## [STATED GOAL]
Pull out every line below holding the word "Elevation".
# START OF LISTED ENTRIES
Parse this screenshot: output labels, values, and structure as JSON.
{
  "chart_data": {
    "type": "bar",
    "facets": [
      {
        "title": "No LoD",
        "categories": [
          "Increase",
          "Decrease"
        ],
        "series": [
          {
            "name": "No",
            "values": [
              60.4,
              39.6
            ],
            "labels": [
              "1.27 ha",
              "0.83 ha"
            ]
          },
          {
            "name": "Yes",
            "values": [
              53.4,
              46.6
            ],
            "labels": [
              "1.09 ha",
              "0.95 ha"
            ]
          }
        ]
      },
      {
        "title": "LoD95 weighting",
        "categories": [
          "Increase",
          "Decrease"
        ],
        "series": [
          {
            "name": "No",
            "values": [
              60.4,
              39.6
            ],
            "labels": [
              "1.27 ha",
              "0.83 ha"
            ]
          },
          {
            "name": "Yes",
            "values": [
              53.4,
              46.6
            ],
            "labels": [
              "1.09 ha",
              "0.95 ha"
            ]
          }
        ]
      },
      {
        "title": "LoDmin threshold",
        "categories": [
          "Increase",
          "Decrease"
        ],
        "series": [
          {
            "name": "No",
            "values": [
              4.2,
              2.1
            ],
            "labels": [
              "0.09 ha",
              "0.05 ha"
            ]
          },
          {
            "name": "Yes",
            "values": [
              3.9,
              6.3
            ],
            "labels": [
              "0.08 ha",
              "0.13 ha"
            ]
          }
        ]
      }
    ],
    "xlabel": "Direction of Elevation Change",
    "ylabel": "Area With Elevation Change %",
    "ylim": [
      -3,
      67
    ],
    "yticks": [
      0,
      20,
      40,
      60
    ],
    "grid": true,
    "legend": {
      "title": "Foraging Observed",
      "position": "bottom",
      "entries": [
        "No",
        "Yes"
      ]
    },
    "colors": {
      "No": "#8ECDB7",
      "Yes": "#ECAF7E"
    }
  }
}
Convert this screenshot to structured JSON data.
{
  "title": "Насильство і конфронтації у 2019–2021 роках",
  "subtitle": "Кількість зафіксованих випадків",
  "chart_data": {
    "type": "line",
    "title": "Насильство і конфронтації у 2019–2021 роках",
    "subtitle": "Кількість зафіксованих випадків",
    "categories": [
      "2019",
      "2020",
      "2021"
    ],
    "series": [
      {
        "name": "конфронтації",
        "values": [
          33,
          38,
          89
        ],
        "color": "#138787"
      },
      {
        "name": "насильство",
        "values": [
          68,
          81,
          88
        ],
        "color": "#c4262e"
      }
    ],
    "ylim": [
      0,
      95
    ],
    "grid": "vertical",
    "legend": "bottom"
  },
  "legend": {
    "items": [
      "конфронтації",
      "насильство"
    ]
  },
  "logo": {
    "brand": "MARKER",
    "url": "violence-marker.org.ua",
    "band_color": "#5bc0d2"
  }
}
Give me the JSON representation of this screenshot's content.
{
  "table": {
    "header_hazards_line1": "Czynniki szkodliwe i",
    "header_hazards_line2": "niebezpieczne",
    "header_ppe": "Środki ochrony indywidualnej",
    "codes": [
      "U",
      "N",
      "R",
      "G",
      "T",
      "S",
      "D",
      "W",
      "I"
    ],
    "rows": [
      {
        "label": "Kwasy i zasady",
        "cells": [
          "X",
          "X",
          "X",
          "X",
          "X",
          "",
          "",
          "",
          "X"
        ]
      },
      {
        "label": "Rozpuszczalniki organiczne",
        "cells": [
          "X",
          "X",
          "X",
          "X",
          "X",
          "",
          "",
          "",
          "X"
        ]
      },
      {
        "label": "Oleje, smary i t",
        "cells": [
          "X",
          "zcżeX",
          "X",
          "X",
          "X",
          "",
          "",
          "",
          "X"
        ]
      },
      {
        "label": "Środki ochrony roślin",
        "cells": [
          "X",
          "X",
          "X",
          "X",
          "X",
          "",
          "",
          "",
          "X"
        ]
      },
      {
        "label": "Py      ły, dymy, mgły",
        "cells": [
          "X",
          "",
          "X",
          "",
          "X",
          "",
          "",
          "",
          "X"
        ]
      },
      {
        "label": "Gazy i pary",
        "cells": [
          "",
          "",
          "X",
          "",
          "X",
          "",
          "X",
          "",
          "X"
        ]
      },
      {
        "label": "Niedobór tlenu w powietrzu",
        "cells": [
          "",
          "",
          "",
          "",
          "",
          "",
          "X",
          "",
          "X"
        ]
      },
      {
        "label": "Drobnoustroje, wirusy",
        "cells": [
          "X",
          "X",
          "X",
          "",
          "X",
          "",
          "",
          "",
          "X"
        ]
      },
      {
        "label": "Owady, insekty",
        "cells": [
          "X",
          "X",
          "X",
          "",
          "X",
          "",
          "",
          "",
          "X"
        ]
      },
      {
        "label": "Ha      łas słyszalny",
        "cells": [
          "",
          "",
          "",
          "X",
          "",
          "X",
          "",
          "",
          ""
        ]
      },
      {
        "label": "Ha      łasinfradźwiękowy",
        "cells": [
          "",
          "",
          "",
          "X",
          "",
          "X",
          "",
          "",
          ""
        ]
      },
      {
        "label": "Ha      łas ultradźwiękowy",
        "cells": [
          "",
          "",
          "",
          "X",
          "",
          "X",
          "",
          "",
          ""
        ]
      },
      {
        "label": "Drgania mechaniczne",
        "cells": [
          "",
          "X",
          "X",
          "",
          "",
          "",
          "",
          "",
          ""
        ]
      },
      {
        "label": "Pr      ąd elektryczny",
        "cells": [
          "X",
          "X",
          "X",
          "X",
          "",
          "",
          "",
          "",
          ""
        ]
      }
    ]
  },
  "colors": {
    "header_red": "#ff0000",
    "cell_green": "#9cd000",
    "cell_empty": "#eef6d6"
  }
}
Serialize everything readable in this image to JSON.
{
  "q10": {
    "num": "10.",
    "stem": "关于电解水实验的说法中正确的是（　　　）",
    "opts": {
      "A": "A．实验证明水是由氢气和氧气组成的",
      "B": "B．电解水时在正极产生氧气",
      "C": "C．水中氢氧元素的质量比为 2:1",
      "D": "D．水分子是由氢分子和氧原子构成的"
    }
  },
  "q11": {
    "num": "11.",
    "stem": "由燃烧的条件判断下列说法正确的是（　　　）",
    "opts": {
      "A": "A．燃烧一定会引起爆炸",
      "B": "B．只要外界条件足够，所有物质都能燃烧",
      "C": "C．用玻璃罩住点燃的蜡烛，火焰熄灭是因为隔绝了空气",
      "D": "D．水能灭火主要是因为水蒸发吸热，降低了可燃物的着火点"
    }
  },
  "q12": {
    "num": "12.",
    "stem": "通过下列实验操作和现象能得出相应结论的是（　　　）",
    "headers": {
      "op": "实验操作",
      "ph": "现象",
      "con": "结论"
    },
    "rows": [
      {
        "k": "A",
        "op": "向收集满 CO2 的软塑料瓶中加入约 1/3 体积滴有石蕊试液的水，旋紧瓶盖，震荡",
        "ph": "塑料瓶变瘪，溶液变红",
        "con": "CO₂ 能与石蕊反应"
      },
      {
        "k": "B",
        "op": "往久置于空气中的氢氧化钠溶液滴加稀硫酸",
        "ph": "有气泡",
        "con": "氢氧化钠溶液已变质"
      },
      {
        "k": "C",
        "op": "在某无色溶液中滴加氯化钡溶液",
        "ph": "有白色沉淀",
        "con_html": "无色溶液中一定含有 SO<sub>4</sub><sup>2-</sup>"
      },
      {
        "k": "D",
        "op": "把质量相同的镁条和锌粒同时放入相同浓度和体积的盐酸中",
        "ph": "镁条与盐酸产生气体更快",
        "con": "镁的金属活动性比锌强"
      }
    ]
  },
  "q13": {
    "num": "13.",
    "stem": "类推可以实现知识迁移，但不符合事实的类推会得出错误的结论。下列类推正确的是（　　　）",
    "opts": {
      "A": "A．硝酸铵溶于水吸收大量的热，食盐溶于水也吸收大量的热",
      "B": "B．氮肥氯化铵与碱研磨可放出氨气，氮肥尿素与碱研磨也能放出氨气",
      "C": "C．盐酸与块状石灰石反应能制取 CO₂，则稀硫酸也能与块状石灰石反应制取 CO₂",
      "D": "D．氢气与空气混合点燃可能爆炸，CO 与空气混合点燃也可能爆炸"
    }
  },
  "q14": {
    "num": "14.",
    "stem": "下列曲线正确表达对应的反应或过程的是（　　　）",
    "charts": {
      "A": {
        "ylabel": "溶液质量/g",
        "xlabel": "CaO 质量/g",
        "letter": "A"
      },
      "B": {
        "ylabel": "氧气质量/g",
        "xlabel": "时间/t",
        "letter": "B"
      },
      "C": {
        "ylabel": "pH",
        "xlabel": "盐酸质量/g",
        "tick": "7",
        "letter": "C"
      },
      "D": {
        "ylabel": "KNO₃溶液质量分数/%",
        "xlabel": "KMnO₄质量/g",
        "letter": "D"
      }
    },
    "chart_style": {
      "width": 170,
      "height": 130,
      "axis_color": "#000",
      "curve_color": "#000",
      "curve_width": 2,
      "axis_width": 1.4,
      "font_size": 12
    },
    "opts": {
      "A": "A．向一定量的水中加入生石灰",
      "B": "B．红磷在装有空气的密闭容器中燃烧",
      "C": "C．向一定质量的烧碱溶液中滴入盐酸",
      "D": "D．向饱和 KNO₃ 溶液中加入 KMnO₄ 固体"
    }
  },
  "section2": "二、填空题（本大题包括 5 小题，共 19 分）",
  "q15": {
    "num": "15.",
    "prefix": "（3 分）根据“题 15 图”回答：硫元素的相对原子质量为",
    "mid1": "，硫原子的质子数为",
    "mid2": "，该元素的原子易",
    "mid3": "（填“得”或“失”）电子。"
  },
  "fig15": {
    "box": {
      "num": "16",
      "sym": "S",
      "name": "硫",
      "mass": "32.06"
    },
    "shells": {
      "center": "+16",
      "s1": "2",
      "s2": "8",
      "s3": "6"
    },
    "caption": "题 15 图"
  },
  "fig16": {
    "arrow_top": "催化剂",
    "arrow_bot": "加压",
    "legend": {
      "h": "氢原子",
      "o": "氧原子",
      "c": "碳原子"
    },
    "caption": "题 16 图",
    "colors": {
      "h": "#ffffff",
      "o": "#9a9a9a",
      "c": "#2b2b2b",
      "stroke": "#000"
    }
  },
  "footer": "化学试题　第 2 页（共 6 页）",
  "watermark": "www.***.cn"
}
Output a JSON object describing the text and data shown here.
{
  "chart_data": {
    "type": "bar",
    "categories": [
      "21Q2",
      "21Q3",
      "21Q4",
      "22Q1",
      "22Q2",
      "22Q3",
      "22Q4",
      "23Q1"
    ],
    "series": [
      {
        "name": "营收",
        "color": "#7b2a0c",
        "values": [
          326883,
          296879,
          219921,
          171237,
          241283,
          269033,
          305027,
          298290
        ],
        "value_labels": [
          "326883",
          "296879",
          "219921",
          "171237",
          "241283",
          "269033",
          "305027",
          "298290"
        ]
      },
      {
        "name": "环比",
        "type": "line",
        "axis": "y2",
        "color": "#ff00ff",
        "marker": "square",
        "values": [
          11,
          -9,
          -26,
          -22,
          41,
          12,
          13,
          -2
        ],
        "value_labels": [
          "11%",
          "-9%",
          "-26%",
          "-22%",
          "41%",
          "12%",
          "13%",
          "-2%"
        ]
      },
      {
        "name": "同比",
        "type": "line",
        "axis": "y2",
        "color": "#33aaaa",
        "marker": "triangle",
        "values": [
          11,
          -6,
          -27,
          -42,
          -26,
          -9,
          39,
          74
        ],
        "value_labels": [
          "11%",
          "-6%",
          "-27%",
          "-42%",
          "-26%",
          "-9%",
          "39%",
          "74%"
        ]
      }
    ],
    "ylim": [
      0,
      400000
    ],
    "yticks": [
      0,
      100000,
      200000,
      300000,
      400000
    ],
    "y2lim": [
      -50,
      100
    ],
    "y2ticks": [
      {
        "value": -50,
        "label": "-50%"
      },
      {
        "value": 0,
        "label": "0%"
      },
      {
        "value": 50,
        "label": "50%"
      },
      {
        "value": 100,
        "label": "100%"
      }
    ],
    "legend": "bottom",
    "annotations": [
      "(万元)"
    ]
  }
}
# END OF LISTED ENTRIES
## [TASK ANSWER]
    "xlabel": "Direction of Elevation Change",
    "ylabel": "Area With Elevation Change %",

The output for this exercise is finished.